Copy out all the entries word for word.

--- Figure dataset records ---
::::
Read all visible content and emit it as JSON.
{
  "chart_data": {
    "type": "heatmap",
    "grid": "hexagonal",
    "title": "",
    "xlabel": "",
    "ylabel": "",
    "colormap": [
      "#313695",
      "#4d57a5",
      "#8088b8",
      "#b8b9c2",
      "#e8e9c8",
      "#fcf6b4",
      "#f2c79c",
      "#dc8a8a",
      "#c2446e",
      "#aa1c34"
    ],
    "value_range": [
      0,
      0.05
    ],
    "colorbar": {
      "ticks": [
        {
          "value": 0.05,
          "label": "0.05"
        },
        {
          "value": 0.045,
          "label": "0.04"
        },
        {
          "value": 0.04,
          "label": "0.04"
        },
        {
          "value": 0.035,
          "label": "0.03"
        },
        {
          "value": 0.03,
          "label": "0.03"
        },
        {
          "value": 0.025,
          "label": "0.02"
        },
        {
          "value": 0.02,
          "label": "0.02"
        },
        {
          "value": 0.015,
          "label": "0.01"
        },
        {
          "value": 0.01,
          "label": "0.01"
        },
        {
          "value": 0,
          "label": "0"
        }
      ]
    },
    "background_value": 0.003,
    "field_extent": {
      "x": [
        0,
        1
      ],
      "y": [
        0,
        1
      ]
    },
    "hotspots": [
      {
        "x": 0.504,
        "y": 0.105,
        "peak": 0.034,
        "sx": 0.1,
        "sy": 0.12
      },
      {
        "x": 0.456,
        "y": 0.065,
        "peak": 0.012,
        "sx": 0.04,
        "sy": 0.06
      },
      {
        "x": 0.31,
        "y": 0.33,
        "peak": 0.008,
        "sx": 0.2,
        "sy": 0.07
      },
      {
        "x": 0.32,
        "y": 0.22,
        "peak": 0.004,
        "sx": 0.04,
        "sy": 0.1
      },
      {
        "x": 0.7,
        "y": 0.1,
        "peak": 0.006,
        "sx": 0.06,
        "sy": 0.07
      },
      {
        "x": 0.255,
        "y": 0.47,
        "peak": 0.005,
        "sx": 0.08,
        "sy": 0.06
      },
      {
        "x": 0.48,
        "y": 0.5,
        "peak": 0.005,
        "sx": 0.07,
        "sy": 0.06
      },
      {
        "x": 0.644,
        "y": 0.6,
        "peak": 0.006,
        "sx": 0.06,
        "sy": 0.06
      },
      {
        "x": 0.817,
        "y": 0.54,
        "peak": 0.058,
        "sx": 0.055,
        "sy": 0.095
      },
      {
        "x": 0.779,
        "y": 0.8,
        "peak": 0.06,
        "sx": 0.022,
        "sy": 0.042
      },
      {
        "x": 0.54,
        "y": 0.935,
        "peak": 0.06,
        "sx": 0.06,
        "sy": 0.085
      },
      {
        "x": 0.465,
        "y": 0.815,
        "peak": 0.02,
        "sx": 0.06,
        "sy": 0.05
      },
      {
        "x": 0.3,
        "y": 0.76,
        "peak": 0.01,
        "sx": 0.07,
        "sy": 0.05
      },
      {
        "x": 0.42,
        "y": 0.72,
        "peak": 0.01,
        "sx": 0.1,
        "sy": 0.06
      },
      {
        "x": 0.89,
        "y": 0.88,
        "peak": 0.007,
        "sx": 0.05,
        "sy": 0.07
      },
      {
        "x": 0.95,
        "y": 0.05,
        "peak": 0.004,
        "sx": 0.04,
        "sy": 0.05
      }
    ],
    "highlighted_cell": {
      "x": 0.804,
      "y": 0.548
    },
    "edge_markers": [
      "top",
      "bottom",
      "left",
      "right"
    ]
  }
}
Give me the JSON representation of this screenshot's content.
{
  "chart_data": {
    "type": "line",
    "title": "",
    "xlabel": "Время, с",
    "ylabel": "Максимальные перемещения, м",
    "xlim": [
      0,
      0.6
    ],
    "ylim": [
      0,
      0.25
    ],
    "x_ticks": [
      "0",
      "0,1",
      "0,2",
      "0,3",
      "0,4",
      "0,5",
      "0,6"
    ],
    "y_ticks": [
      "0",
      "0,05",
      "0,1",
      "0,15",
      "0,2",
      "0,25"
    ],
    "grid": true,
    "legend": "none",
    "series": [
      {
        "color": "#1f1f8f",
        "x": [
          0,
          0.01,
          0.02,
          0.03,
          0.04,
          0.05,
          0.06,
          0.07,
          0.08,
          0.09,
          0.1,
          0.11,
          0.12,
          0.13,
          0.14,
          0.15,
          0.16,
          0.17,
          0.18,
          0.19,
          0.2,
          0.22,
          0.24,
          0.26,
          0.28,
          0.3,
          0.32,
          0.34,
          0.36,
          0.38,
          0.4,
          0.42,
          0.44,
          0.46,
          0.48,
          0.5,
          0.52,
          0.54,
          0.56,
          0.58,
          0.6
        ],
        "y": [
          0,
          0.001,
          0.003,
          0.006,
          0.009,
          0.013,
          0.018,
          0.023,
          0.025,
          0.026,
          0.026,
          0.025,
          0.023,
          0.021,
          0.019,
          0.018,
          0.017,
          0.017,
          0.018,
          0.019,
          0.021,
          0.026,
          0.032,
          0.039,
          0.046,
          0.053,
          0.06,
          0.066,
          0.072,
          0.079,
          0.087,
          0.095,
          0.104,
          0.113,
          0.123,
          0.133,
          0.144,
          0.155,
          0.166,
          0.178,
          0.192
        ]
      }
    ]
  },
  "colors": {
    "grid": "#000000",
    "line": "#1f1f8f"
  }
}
::::
--- COMPLETE RESPONSE ---
Read all visible content and emit it as JSON.
{
  "chart_data": {
    "type": "heatmap",
    "grid": "hexagonal",
    "title": "",
    "xlabel": "",
    "ylabel": "",
    "colormap": [
      "#313695",
      "#4d57a5",
      "#8088b8",
      "#b8b9c2",
      "#e8e9c8",
      "#fcf6b4",
      "#f2c79c",
      "#dc8a8a",
      "#c2446e",
      "#aa1c34"
    ],
    "value_range": [
      0,
      0.05
    ],
    "colorbar": {
      "ticks": [
        {
          "value": 0.05,
          "label": "0.05"
        },
        {
          "value": 0.045,
          "label": "0.04"
        },
        {
          "value": 0.04,
          "label": "0.04"
        },
        {
          "value": 0.035,
          "label": "0.03"
        },
        {
          "value": 0.03,
          "label": "0.03"
        },
        {
          "value": 0.025,
          "label": "0.02"
        },
        {
          "value": 0.02,
          "label": "0.02"
        },
        {
          "value": 0.015,
          "label": "0.01"
        },
        {
          "value": 0.01,
          "label": "0.01"
        },
        {
          "value": 0,
          "label": "0"
        }
      ]
    },
    "background_value": 0.003,
    "field_extent": {
      "x": [
        0,
        1
      ],
      "y": [
        0,
        1
      ]
    },
    "hotspots": [
      {
        "x": 0.504,
        "y": 0.105,
        "peak": 0.034,
        "sx": 0.1,
        "sy": 0.12
      },
      {
        "x": 0.456,
        "y": 0.065,
        "peak": 0.012,
        "sx": 0.04,
        "sy": 0.06
      },
      {
        "x": 0.31,
        "y": 0.33,
        "peak": 0.008,
        "sx": 0.2,
        "sy": 0.07
      },
      {
        "x": 0.32,
        "y": 0.22,
        "peak": 0.004,
        "sx": 0.04,
        "sy": 0.1
      },
      {
        "x": 0.7,
        "y": 0.1,
        "peak": 0.006,
        "sx": 0.06,
        "sy": 0.07
      },
      {
        "x": 0.255,
        "y": 0.47,
        "peak": 0.005,
        "sx": 0.08,
        "sy": 0.06
      },
      {
        "x": 0.48,
        "y": 0.5,
        "peak": 0.005,
        "sx": 0.07,
        "sy": 0.06
      },
      {
        "x": 0.644,
        "y": 0.6,
        "peak": 0.006,
        "sx": 0.06,
        "sy": 0.06
      },
      {
        "x": 0.817,
        "y": 0.54,
        "peak": 0.058,
        "sx": 0.055,
        "sy": 0.095
      },
      {
        "x": 0.779,
        "y": 0.8,
        "peak": 0.06,
        "sx": 0.022,
        "sy": 0.042
      },
      {
        "x": 0.54,
        "y": 0.935,
        "peak": 0.06,
        "sx": 0.06,
        "sy": 0.085
      },
      {
        "x": 0.465,
        "y": 0.815,
        "peak": 0.02,
        "sx": 0.06,
        "sy": 0.05
      },
      {
        "x": 0.3,
        "y": 0.76,
        "peak": 0.01,
        "sx": 0.07,
        "sy": 0.05
      },
      {
        "x": 0.42,
        "y": 0.72,
        "peak": 0.01,
        "sx": 0.1,
        "sy": 0.06
      },
      {
        "x": 0.89,
        "y": 0.88,
        "peak": 0.007,
        "sx": 0.05,
        "sy": 0.07
      },
      {
        "x": 0.95,
        "y": 0.05,
        "peak": 0.004,
        "sx": 0.04,
        "sy": 0.05
      }
    ],
    "highlighted_cell": {
      "x": 0.804,
      "y": 0.548
    },
    "edge_markers": [
      "top",
      "bottom",
      "left",
      "right"
    ]
  }
}
Give me the JSON representation of this screenshot's content.
{
  "chart_data": {
    "type": "line",
    "title": "",
    "xlabel": "Время, с",
    "ylabel": "Максимальные перемещения, м",
    "xlim": [
      0,
      0.6
    ],
    "ylim": [
      0,
      0.25
    ],
    "x_ticks": [
      "0",
      "0,1",
      "0,2",
      "0,3",
      "0,4",
      "0,5",
      "0,6"
    ],
    "y_ticks": [
      "0",
      "0,05",
      "0,1",
      "0,15",
      "0,2",
      "0,25"
    ],
    "grid": true,
    "legend": "none",
    "series": [
      {
        "color": "#1f1f8f",
        "x": [
          0,
          0.01,
          0.02,
          0.03,
          0.04,
          0.05,
          0.06,
          0.07,
          0.08,
          0.09,
          0.1,
          0.11,
          0.12,
          0.13,
          0.14,
          0.15,
          0.16,
          0.17,
          0.18,
          0.19,
          0.2,
          0.22,
          0.24,
          0.26,
          0.28,
          0.3,
          0.32,
          0.34,
          0.36,
          0.38,
          0.4,
          0.42,
          0.44,
          0.46,
          0.48,
          0.5,
          0.52,
          0.54,
          0.56,
          0.58,
          0.6
        ],
        "y": [
          0,
          0.001,
          0.003,
          0.006,
          0.009,
          0.013,
          0.018,
          0.023,
          0.025,
          0.026,
          0.026,
          0.025,
          0.023,
          0.021,
          0.019,
          0.018,
          0.017,
          0.017,
          0.018,
          0.019,
          0.021,
          0.026,
          0.032,
          0.039,
          0.046,
          0.053,
          0.06,
          0.066,
          0.072,
          0.079,
          0.087,
          0.095,
          0.104,
          0.113,
          0.123,
          0.133,
          0.144,
          0.155,
          0.166,
          0.178,
          0.192
        ]
      }
    ]
  },
  "colors": {
    "grid": "#000000",
    "line": "#1f1f8f"
  }
}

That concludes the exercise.